• _Written problem_
Repeat all of the material below exactly as written, images excluded.

--------------------------------------------------

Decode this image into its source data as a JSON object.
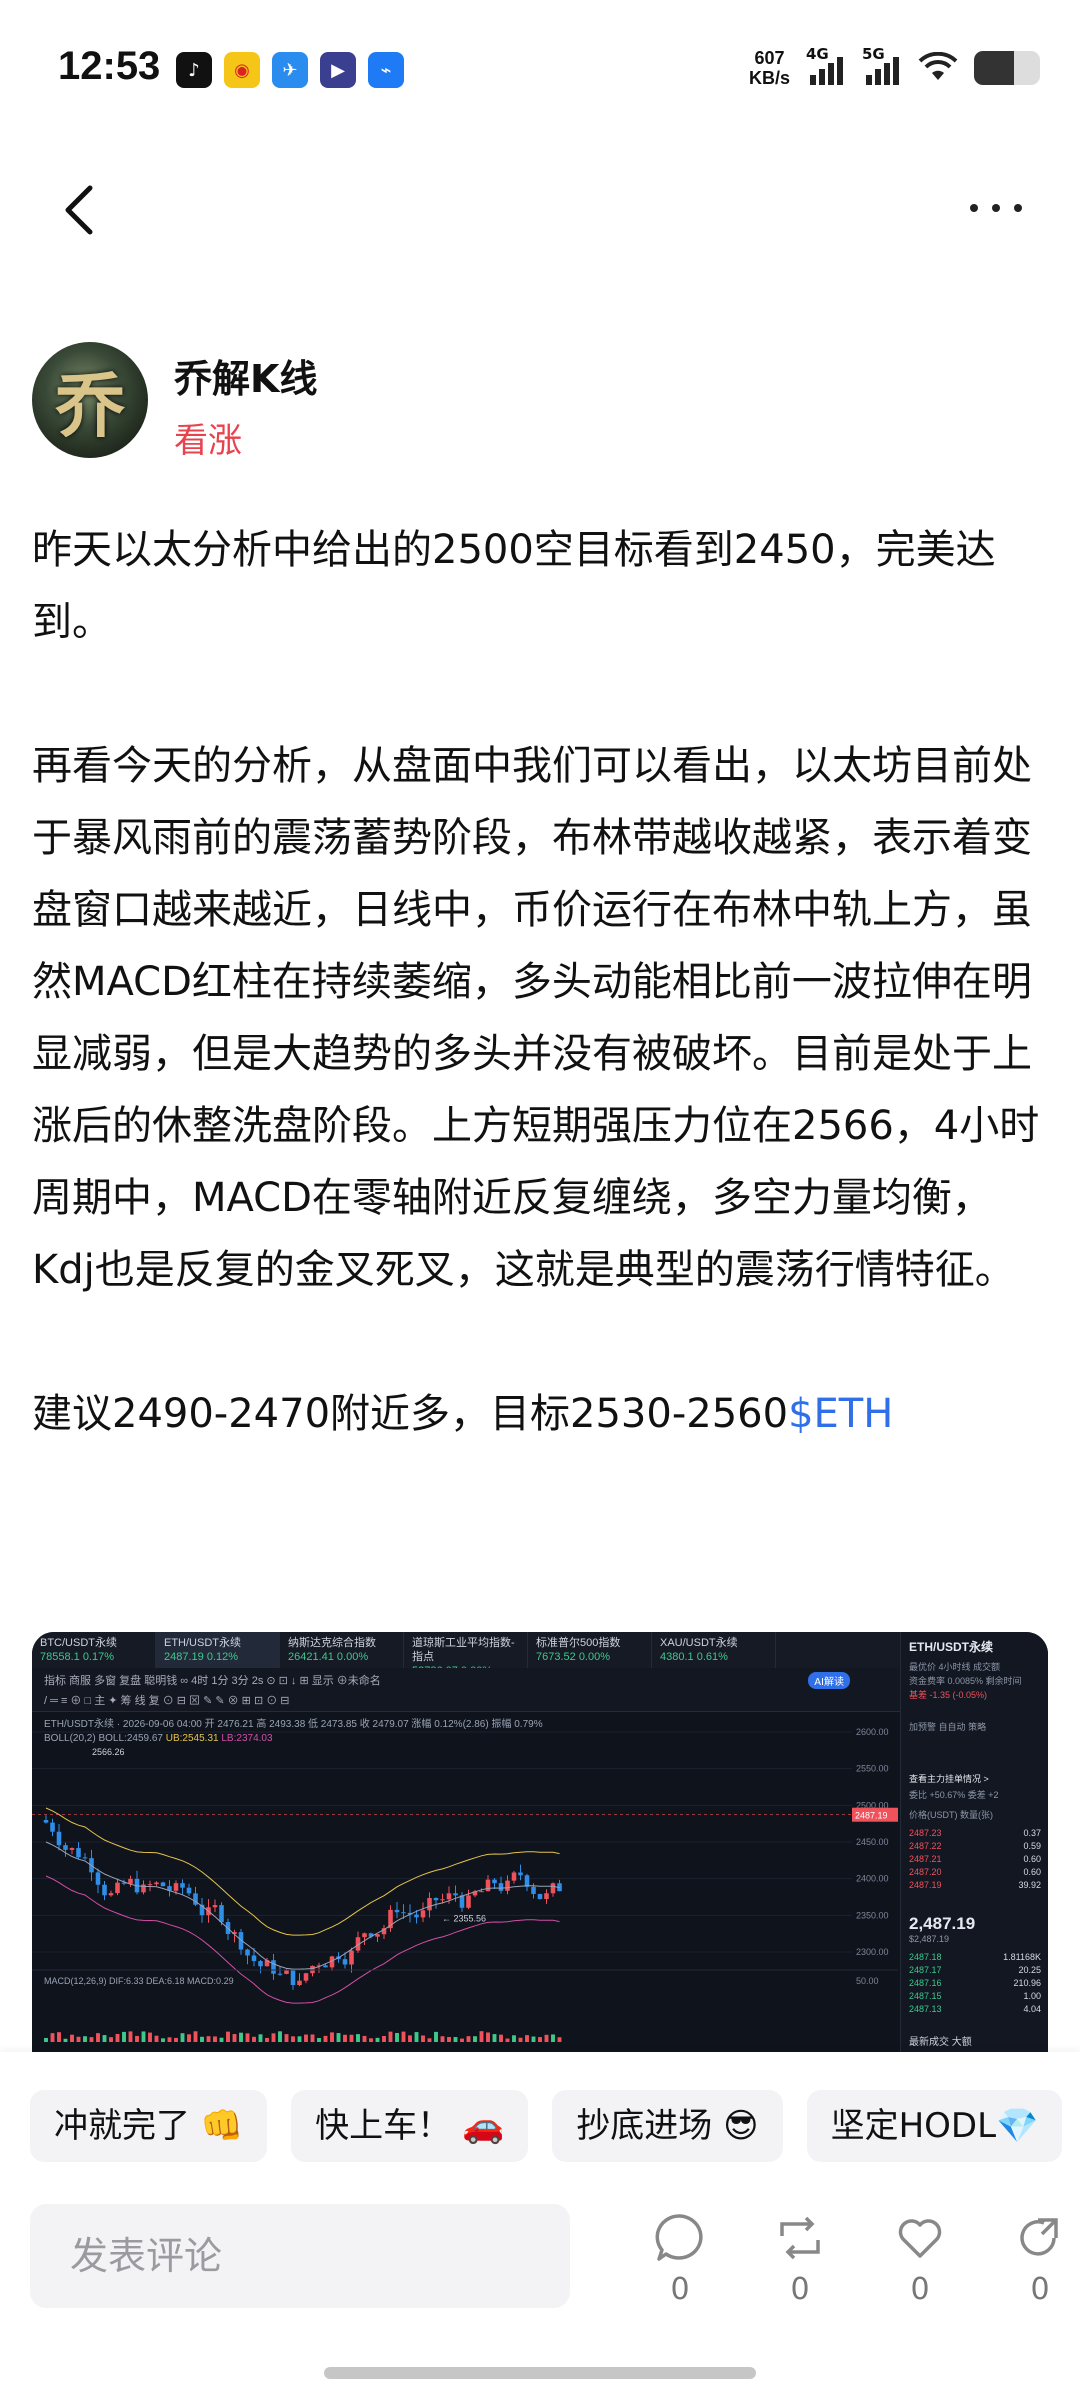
{
  "status_bar": {
    "time": "12:53",
    "app_icons": [
      "tiktok-icon",
      "weibo-icon",
      "feishu-icon",
      "video-icon",
      "lark-icon"
    ],
    "net_speed_value": "607",
    "net_speed_unit": "KB/s",
    "signal_1": "4G",
    "signal_2": "5G",
    "battery_level": 0.6
  },
  "nav": {
    "back_icon": "chevron-left-icon",
    "more_icon": "more-dots-icon"
  },
  "author": {
    "avatar_glyph": "乔",
    "name": "乔解K线",
    "sentiment": "看涨"
  },
  "post": {
    "para1": "昨天以太分析中给出的2500空目标看到2450，完美达到。",
    "para2": "再看今天的分析，从盘面中我们可以看出，以太坊目前处于暴风雨前的震荡蓄势阶段，布林带越收越紧，表示着变盘窗口越来越近，日线中，币价运行在布林中轨上方，虽然MACD红柱在持续萎缩，多头动能相比前一波拉伸在明显减弱，但是大趋势的多头并没有被破坏。目前是处于上涨后的休整洗盘阶段。上方短期强压力位在2566，4小时周期中，MACD在零轴附近反复缠绕，多空力量均衡，Kdj也是反复的金叉死叉，这就是典型的震荡行情特征。",
    "para3": "建议2490-2470附近多，目标2530-2560",
    "ticker": "$ETH"
  },
  "chart_image": {
    "tabs": [
      {
        "name": "BTC/USDT永续",
        "value": "78558.1 0.17%"
      },
      {
        "name": "ETH/USDT永续",
        "value": "2487.19 0.12%"
      },
      {
        "name": "纳斯达克综合指数",
        "value": "26421.41 0.00%"
      },
      {
        "name": "道琼斯工业平均指数-指点",
        "value": "52786.07 0.00%"
      },
      {
        "name": "标准普尔500指数",
        "value": "7673.52 0.00%"
      },
      {
        "name": "XAU/USDT永续",
        "value": "4380.1 0.61%"
      }
    ],
    "toolbar_row1": "指标   商服   多窗   复盘   聪明钱   ∞   4时   1分   3分        2s   ⊙   ⊡   ↓   ⊞   显示   ⊕未命名",
    "toolbar_row2": "/  ═  ≡  ⊕  □    主  ✦  筹  线  复  ⊙  ⊟  ⊠  ✎  ✎  ⊗  ⊞  ⊡  ⊙  ⊟",
    "ai_label": "AI解读",
    "info_line1": "ETH/USDT永续 · 2026-09-06 04:00  开 2476.21  高 2493.38  低 2473.85  收 2479.07  涨幅 0.12%(2.86)  振幅 0.79%",
    "info_line2": "BOLL(20,2)  BOLL:2459.67",
    "info_ub": "UB:2545.31",
    "info_lb": "LB:2374.03",
    "macd_label": "MACD(12,26,9)  DIF:6.33  DEA:6.18  MACD:0.29",
    "high_label": "2566.26",
    "low_label": "← 2355.56",
    "price_tag": "2487.19",
    "y_ticks": [
      "2600.00",
      "2550.00",
      "2500.00",
      "2450.00",
      "2400.00",
      "2350.00",
      "2300.00"
    ],
    "macd_tick": "50.00",
    "orderbook": {
      "title": "ETH/USDT永续",
      "line1": "最优价  4小时线    成交额",
      "line2": "资金费率 0.0085%  剩余时间",
      "line3": "基差  -1.35 (-0.05%)",
      "btn1": "加预警",
      "btn2": "自自动",
      "btn3": "策略",
      "depth_title": "查看主力挂单情况 >",
      "ratio": "委比  +50.67%   委差 +2",
      "header": "价格(USDT)    数量(张)",
      "asks": [
        {
          "p": "2487.23",
          "q": "0.37"
        },
        {
          "p": "2487.22",
          "q": "0.59"
        },
        {
          "p": "2487.21",
          "q": "0.60"
        },
        {
          "p": "2487.20",
          "q": "0.60"
        },
        {
          "p": "2487.19",
          "q": "39.92"
        }
      ],
      "last_price": "2,487.19",
      "last_sub": "$2,487.19",
      "bids": [
        {
          "p": "2487.18",
          "q": "1.81168K"
        },
        {
          "p": "2487.17",
          "q": "20.25"
        },
        {
          "p": "2487.16",
          "q": "210.96"
        },
        {
          "p": "2487.15",
          "q": "1.00"
        },
        {
          "p": "2487.13",
          "q": "4.04"
        }
      ],
      "bottom": "最新成交    大额"
    }
  },
  "quick_replies": [
    "冲就完了 👊",
    "快上车！ 🚗",
    "抄底进场 😎",
    "坚定HODL💎"
  ],
  "comment": {
    "placeholder": "发表评论"
  },
  "actions": [
    {
      "icon": "comment-icon",
      "count": "0"
    },
    {
      "icon": "repost-icon",
      "count": "0"
    },
    {
      "icon": "like-heart-icon",
      "count": "0"
    },
    {
      "icon": "share-icon",
      "count": "0"
    }
  ],
  "colors": {
    "accent_blue": "#2f6fe8",
    "bullish_red": "#e8434c",
    "candle_up": "#f0525c",
    "candle_down": "#2f8fe8",
    "chart_bg": "#0f131c"
  }
}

--------------------------------------------------

• _Solved exercise_
Decode this image into its source data as a JSON object.
{
  "status_bar": {
    "time": "12:53",
    "app_icons": [
      "tiktok-icon",
      "weibo-icon",
      "feishu-icon",
      "video-icon",
      "lark-icon"
    ],
    "net_speed_value": "607",
    "net_speed_unit": "KB/s",
    "signal_1": "4G",
    "signal_2": "5G",
    "battery_level": 0.6
  },
  "nav": {
    "back_icon": "chevron-left-icon",
    "more_icon": "more-dots-icon"
  },
  "author": {
    "avatar_glyph": "乔",
    "name": "乔解K线",
    "sentiment": "看涨"
  },
  "post": {
    "para1": "昨天以太分析中给出的2500空目标看到2450，完美达到。",
    "para2": "再看今天的分析，从盘面中我们可以看出，以太坊目前处于暴风雨前的震荡蓄势阶段，布林带越收越紧，表示着变盘窗口越来越近，日线中，币价运行在布林中轨上方，虽然MACD红柱在持续萎缩，多头动能相比前一波拉伸在明显减弱，但是大趋势的多头并没有被破坏。目前是处于上涨后的休整洗盘阶段。上方短期强压力位在2566，4小时周期中，MACD在零轴附近反复缠绕，多空力量均衡，Kdj也是反复的金叉死叉，这就是典型的震荡行情特征。",
    "para3": "建议2490-2470附近多，目标2530-2560",
    "ticker": "$ETH"
  },
  "chart_image": {
    "tabs": [
      {
        "name": "BTC/USDT永续",
        "value": "78558.1 0.17%"
      },
      {
        "name": "ETH/USDT永续",
        "value": "2487.19 0.12%"
      },
      {
        "name": "纳斯达克综合指数",
        "value": "26421.41 0.00%"
      },
      {
        "name": "道琼斯工业平均指数-指点",
        "value": "52786.07 0.00%"
      },
      {
        "name": "标准普尔500指数",
        "value": "7673.52 0.00%"
      },
      {
        "name": "XAU/USDT永续",
        "value": "4380.1 0.61%"
      }
    ],
    "toolbar_row1": "指标   商服   多窗   复盘   聪明钱   ∞   4时   1分   3分        2s   ⊙   ⊡   ↓   ⊞   显示   ⊕未命名",
    "toolbar_row2": "/  ═  ≡  ⊕  □    主  ✦  筹  线  复  ⊙  ⊟  ⊠  ✎  ✎  ⊗  ⊞  ⊡  ⊙  ⊟",
    "ai_label": "AI解读",
    "info_line1": "ETH/USDT永续 · 2026-09-06 04:00  开 2476.21  高 2493.38  低 2473.85  收 2479.07  涨幅 0.12%(2.86)  振幅 0.79%",
    "info_line2": "BOLL(20,2)  BOLL:2459.67",
    "info_ub": "UB:2545.31",
    "info_lb": "LB:2374.03",
    "macd_label": "MACD(12,26,9)  DIF:6.33  DEA:6.18  MACD:0.29",
    "high_label": "2566.26",
    "low_label": "← 2355.56",
    "price_tag": "2487.19",
    "y_ticks": [
      "2600.00",
      "2550.00",
      "2500.00",
      "2450.00",
      "2400.00",
      "2350.00",
      "2300.00"
    ],
    "macd_tick": "50.00",
    "orderbook": {
      "title": "ETH/USDT永续",
      "line1": "最优价  4小时线    成交额",
      "line2": "资金费率 0.0085%  剩余时间",
      "line3": "基差  -1.35 (-0.05%)",
      "btn1": "加预警",
      "btn2": "自自动",
      "btn3": "策略",
      "depth_title": "查看主力挂单情况 >",
      "ratio": "委比  +50.67%   委差 +2",
      "header": "价格(USDT)    数量(张)",
      "asks": [
        {
          "p": "2487.23",
          "q": "0.37"
        },
        {
          "p": "2487.22",
          "q": "0.59"
        },
        {
          "p": "2487.21",
          "q": "0.60"
        },
        {
          "p": "2487.20",
          "q": "0.60"
        },
        {
          "p": "2487.19",
          "q": "39.92"
        }
      ],
      "last_price": "2,487.19",
      "last_sub": "$2,487.19",
      "bids": [
        {
          "p": "2487.18",
          "q": "1.81168K"
        },
        {
          "p": "2487.17",
          "q": "20.25"
        },
        {
          "p": "2487.16",
          "q": "210.96"
        },
        {
          "p": "2487.15",
          "q": "1.00"
        },
        {
          "p": "2487.13",
          "q": "4.04"
        }
      ],
      "bottom": "最新成交    大额"
    }
  },
  "quick_replies": [
    "冲就完了 👊",
    "快上车！ 🚗",
    "抄底进场 😎",
    "坚定HODL💎"
  ],
  "comment": {
    "placeholder": "发表评论"
  },
  "actions": [
    {
      "icon": "comment-icon",
      "count": "0"
    },
    {
      "icon": "repost-icon",
      "count": "0"
    },
    {
      "icon": "like-heart-icon",
      "count": "0"
    },
    {
      "icon": "share-icon",
      "count": "0"
    }
  ],
  "colors": {
    "accent_blue": "#2f6fe8",
    "bullish_red": "#e8434c",
    "candle_up": "#f0525c",
    "candle_down": "#2f8fe8",
    "chart_bg": "#0f131c"
  }
}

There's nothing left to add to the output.